Quote each line of the material verbatim, without the pictures.
[start of Material shown]
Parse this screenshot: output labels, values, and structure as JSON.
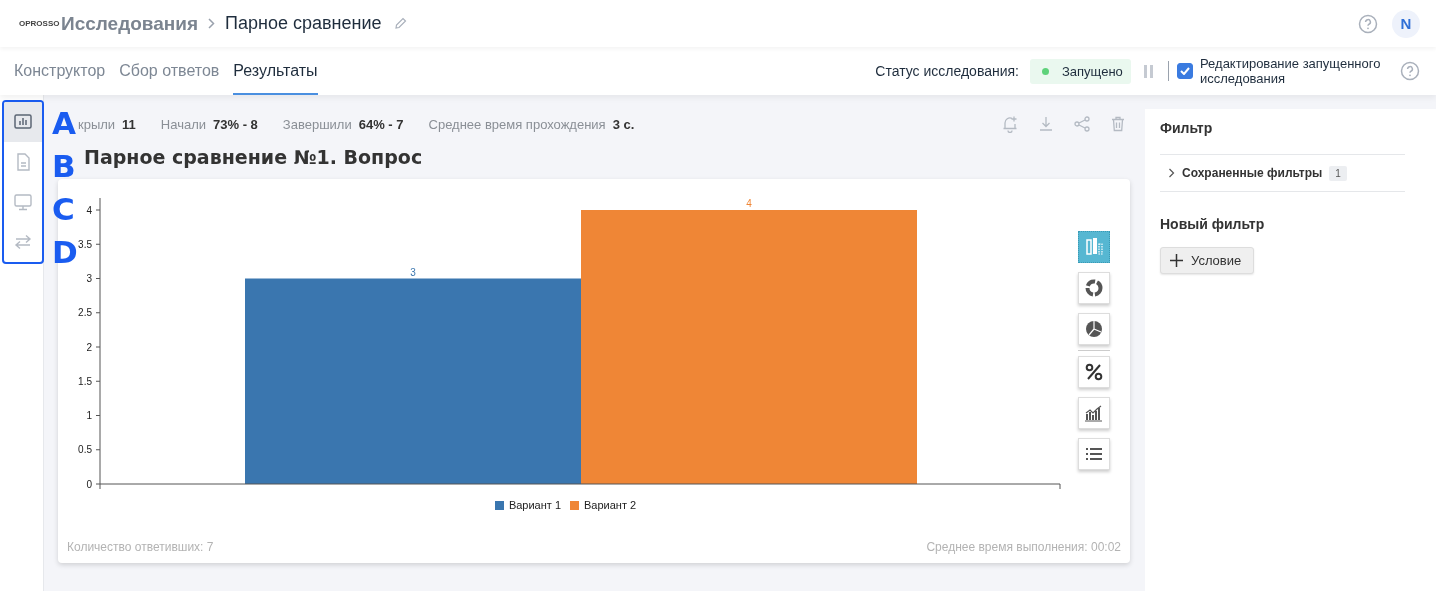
{
  "header": {
    "logo": "OPROSSO",
    "breadcrumb": [
      {
        "label": "Исследования"
      },
      {
        "label": "Парное сравнение"
      }
    ],
    "avatar": "N"
  },
  "tabs": [
    {
      "label": "Конструктор",
      "selected": false
    },
    {
      "label": "Сбор ответов",
      "selected": false
    },
    {
      "label": "Результаты",
      "selected": true
    }
  ],
  "status": {
    "label": "Статус исследования:",
    "value": "Запущено",
    "edit_running": {
      "label": "Редактирование запущенного исследования",
      "checked": true
    }
  },
  "rail": [
    {
      "kind": "chart",
      "selected": true
    },
    {
      "kind": "document",
      "selected": false
    },
    {
      "kind": "monitor",
      "selected": false
    },
    {
      "kind": "swap",
      "selected": false
    }
  ],
  "annotations": [
    {
      "label": "A"
    },
    {
      "label": "B"
    },
    {
      "label": "C"
    },
    {
      "label": "D"
    }
  ],
  "stats": [
    {
      "label": "крыли",
      "value": "11"
    },
    {
      "label": "Начали",
      "value": "73% - 8"
    },
    {
      "label": "Завершили",
      "value": "64% - 7"
    },
    {
      "label": "Среднее время прохождения",
      "value": "3 с."
    }
  ],
  "question_title": "Парное сравнение №1. Вопрос",
  "chart": {
    "chart_data": {
      "type": "bar",
      "ylim": [
        0,
        4
      ],
      "yticks": [
        0,
        0.5,
        1,
        1.5,
        2,
        2.5,
        3,
        3.5,
        4
      ],
      "data_labels": true,
      "series": [
        {
          "name": "Вариант 1",
          "color": "#3a76af",
          "values": [
            3
          ]
        },
        {
          "name": "Вариант 2",
          "color": "#ef8636",
          "values": [
            4
          ]
        }
      ]
    },
    "tools": [
      {
        "kind": "bar",
        "selected": true
      },
      {
        "kind": "donut",
        "selected": false
      },
      {
        "kind": "pie",
        "selected": false
      },
      {
        "kind": "percent",
        "selected": false
      },
      {
        "kind": "trend",
        "selected": false
      },
      {
        "kind": "list",
        "selected": false
      }
    ],
    "respondents": "Количество ответивших: 7",
    "avg_time": "Среднее время выполнения: 00:02"
  },
  "filter": {
    "title": "Фильтр",
    "saved": {
      "label": "Сохраненные фильтры",
      "count": "1",
      "expanded": false
    },
    "new_title": "Новый фильтр",
    "add_button": "Условие"
  }
}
[end of Material shown]
**Result of this task**
Parse this screenshot: output labels, values, and structure as JSON.
{
  "header": {
    "logo": "OPROSSO",
    "breadcrumb": [
      {
        "label": "Исследования"
      },
      {
        "label": "Парное сравнение"
      }
    ],
    "avatar": "N"
  },
  "tabs": [
    {
      "label": "Конструктор",
      "selected": false
    },
    {
      "label": "Сбор ответов",
      "selected": false
    },
    {
      "label": "Результаты",
      "selected": true
    }
  ],
  "status": {
    "label": "Статус исследования:",
    "value": "Запущено",
    "edit_running": {
      "label": "Редактирование запущенного исследования",
      "checked": true
    }
  },
  "rail": [
    {
      "kind": "chart",
      "selected": true
    },
    {
      "kind": "document",
      "selected": false
    },
    {
      "kind": "monitor",
      "selected": false
    },
    {
      "kind": "swap",
      "selected": false
    }
  ],
  "annotations": [
    {
      "label": "A"
    },
    {
      "label": "B"
    },
    {
      "label": "C"
    },
    {
      "label": "D"
    }
  ],
  "stats": [
    {
      "label": "крыли",
      "value": "11"
    },
    {
      "label": "Начали",
      "value": "73% - 8"
    },
    {
      "label": "Завершили",
      "value": "64% - 7"
    },
    {
      "label": "Среднее время прохождения",
      "value": "3 с."
    }
  ],
  "question_title": "Парное сравнение №1. Вопрос",
  "chart": {
    "chart_data": {
      "type": "bar",
      "ylim": [
        0,
        4
      ],
      "yticks": [
        0,
        0.5,
        1,
        1.5,
        2,
        2.5,
        3,
        3.5,
        4
      ],
      "data_labels": true,
      "series": [
        {
          "name": "Вариант 1",
          "color": "#3a76af",
          "values": [
            3
          ]
        },
        {
          "name": "Вариант 2",
          "color": "#ef8636",
          "values": [
            4
          ]
        }
      ]
    },
    "tools": [
      {
        "kind": "bar",
        "selected": true
      },
      {
        "kind": "donut",
        "selected": false
      },
      {
        "kind": "pie",
        "selected": false
      },
      {
        "kind": "percent",
        "selected": false
      },
      {
        "kind": "trend",
        "selected": false
      },
      {
        "kind": "list",
        "selected": false
      }
    ],
    "respondents": "Количество ответивших: 7",
    "avg_time": "Среднее время выполнения: 00:02"
  },
  "filter": {
    "title": "Фильтр",
    "saved": {
      "label": "Сохраненные фильтры",
      "count": "1",
      "expanded": false
    },
    "new_title": "Новый фильтр",
    "add_button": "Условие"
  }
}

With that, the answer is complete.